_Recorded data_
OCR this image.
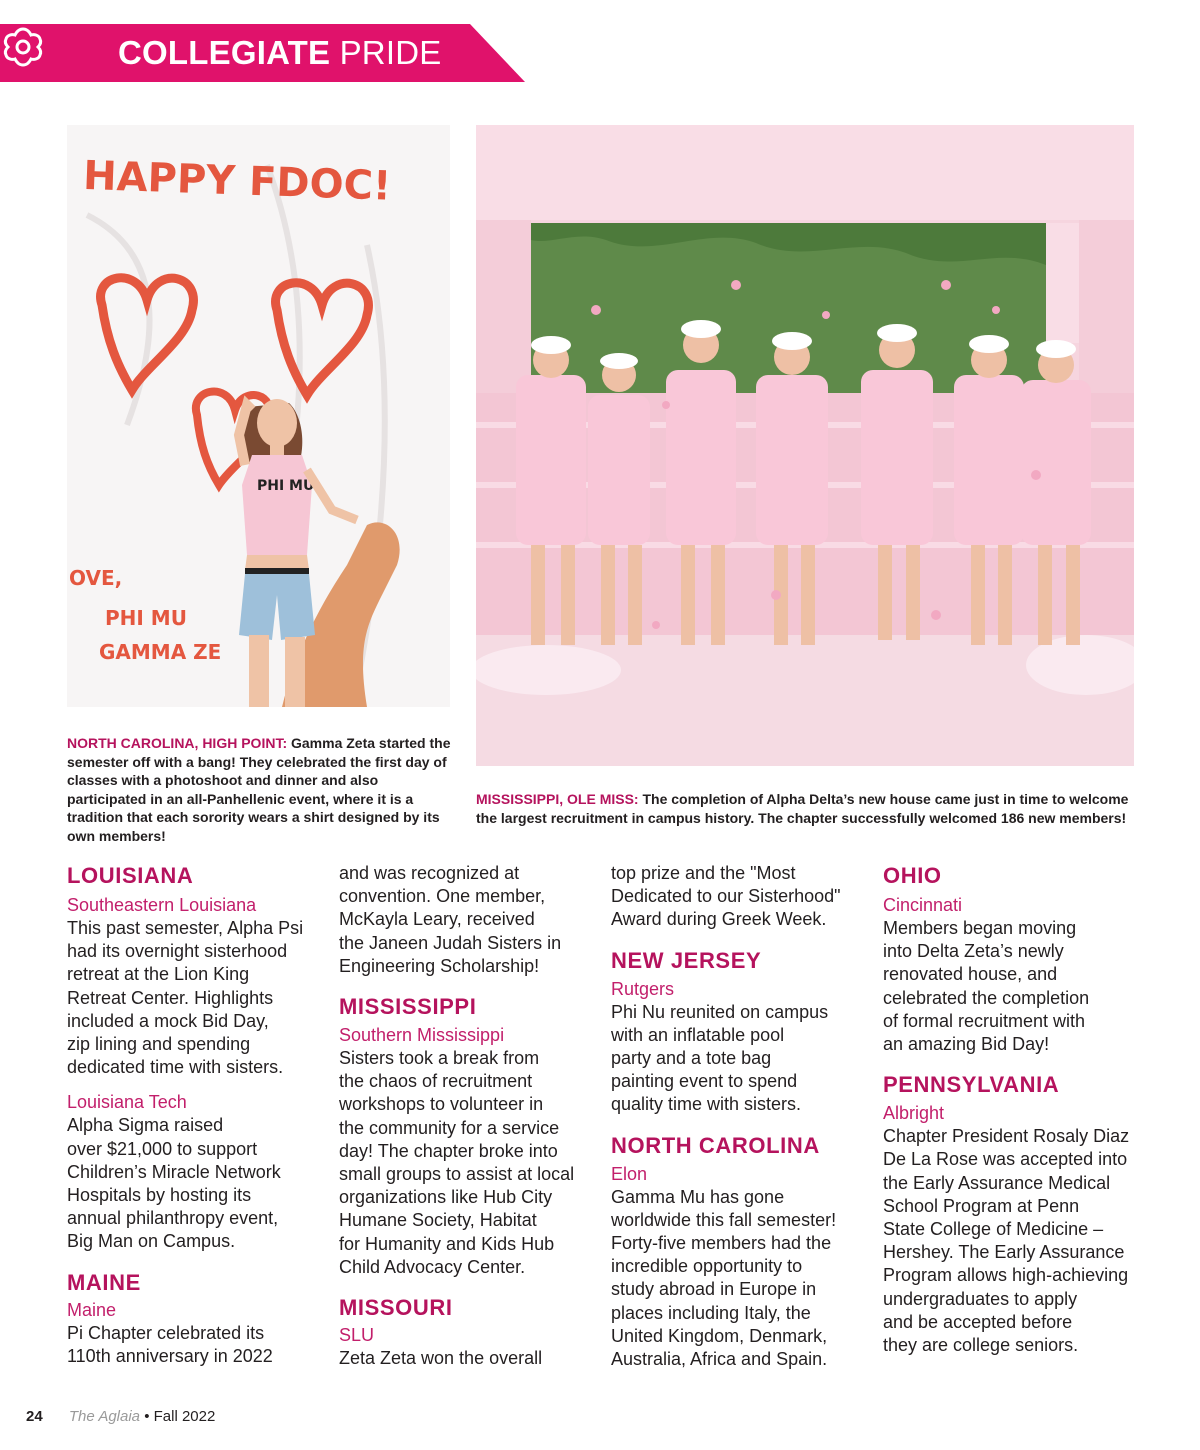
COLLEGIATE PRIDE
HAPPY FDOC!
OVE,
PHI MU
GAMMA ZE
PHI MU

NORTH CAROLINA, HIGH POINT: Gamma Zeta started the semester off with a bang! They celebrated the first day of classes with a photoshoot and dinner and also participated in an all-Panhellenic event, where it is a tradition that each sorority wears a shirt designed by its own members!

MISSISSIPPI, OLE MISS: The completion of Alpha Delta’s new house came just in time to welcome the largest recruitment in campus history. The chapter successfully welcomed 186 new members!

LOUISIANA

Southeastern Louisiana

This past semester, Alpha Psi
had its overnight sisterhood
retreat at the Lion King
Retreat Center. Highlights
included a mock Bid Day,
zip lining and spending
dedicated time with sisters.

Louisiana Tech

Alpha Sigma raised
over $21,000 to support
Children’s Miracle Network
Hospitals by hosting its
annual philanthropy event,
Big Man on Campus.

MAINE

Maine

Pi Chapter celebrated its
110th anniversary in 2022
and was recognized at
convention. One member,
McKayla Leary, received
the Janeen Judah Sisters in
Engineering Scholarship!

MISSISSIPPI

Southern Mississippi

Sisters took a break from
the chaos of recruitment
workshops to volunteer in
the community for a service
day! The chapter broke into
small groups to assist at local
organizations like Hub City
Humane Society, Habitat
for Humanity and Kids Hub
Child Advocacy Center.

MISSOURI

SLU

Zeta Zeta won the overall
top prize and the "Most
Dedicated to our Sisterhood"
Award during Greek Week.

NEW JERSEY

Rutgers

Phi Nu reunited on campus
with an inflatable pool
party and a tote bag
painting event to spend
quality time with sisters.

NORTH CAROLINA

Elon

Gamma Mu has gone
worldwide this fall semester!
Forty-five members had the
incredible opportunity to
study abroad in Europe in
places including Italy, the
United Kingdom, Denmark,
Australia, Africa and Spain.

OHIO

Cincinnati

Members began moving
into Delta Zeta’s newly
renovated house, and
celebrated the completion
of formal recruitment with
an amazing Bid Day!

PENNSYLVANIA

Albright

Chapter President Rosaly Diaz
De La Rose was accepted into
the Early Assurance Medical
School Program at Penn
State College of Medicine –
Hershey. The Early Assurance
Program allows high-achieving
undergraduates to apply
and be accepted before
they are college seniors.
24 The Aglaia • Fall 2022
---
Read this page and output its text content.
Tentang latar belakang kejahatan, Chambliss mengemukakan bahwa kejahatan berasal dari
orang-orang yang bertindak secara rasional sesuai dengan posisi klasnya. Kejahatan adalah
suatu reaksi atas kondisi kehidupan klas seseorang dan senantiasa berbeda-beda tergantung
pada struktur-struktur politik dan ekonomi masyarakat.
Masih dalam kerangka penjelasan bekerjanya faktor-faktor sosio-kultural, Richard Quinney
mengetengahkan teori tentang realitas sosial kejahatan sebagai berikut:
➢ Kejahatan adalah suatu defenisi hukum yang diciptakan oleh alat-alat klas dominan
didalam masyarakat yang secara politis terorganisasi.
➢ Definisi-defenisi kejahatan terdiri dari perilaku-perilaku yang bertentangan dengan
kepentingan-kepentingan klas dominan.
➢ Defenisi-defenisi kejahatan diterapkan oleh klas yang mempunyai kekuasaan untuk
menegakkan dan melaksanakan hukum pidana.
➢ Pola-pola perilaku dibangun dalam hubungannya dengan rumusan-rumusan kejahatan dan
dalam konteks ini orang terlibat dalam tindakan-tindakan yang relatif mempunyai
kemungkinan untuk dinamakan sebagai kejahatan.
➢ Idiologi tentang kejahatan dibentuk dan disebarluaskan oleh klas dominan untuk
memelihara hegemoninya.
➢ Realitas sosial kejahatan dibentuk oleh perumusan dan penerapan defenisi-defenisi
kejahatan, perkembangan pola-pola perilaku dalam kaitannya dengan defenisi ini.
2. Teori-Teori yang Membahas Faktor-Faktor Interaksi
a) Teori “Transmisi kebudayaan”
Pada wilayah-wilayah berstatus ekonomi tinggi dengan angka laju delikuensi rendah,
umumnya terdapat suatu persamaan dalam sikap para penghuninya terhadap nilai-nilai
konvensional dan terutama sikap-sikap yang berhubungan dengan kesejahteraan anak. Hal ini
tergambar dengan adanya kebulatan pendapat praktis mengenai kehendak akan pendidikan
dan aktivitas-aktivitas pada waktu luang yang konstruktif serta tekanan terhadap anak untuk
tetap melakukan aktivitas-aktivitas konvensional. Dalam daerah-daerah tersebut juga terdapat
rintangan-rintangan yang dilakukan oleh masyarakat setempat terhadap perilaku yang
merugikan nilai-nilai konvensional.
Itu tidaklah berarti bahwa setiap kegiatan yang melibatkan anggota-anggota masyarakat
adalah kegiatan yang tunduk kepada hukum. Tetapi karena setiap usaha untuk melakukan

_Aim of the task_
Pull every line containing the word "Program" out of the entries above.

_Task answer_
School Program at Penn
Program allows high-achieving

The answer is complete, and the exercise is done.